**EXERCISE**
Assemble all lines in which the string "完成练习" appears.

**DATA EXTRACT**
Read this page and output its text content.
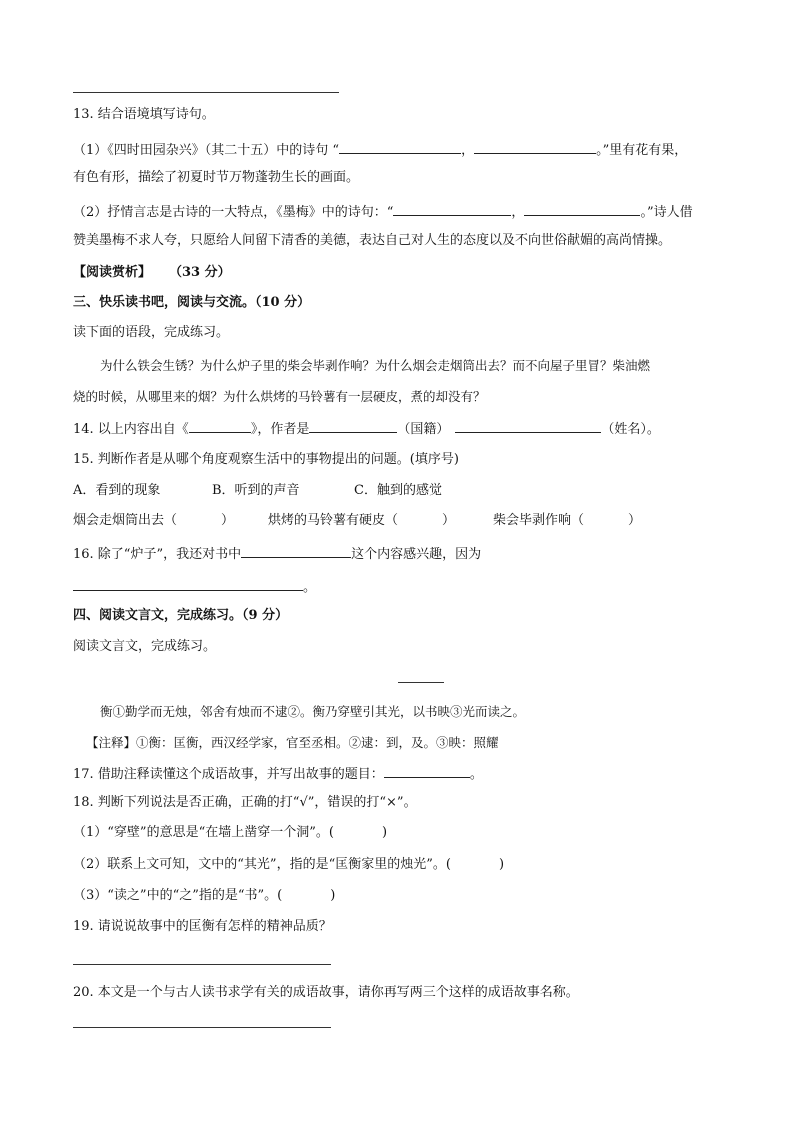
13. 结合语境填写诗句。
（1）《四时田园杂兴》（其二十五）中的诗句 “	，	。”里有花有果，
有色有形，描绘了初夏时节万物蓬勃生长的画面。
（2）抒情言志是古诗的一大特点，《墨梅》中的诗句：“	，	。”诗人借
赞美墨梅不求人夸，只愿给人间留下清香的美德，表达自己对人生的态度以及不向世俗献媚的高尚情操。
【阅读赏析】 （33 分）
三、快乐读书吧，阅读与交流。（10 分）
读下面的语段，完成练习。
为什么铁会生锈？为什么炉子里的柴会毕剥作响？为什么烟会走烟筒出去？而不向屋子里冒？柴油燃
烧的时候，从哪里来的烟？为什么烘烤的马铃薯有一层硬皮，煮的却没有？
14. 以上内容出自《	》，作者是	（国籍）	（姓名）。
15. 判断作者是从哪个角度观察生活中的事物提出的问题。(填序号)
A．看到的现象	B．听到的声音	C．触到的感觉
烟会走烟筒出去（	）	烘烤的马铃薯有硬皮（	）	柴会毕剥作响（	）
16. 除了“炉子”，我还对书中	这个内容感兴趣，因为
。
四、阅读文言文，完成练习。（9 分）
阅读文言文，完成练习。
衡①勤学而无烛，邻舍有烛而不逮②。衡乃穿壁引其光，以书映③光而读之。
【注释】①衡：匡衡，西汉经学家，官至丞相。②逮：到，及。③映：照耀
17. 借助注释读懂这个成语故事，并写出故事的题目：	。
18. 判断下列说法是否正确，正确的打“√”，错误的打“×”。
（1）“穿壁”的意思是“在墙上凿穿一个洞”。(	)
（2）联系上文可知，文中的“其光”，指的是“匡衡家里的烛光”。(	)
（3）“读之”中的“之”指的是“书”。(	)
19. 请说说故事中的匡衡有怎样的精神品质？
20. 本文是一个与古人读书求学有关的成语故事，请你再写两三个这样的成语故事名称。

--

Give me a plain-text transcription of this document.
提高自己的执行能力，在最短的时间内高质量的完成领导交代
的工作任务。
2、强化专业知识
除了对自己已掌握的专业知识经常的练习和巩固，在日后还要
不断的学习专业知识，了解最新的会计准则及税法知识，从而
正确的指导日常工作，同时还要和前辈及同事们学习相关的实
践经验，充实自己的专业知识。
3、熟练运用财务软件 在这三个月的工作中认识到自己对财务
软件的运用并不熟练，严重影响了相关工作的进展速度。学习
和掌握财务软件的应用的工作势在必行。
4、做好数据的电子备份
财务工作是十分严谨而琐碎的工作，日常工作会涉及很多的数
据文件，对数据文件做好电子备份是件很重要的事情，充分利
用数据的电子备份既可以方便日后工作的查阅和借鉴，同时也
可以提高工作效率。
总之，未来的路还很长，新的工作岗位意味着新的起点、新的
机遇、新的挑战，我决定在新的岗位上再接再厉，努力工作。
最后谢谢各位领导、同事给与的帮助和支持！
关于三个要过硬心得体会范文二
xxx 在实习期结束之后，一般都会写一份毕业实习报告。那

**RESULT BELOW**
读下面的语段，完成练习。
四、阅读文言文，完成练习。（9 分）
阅读文言文，完成练习。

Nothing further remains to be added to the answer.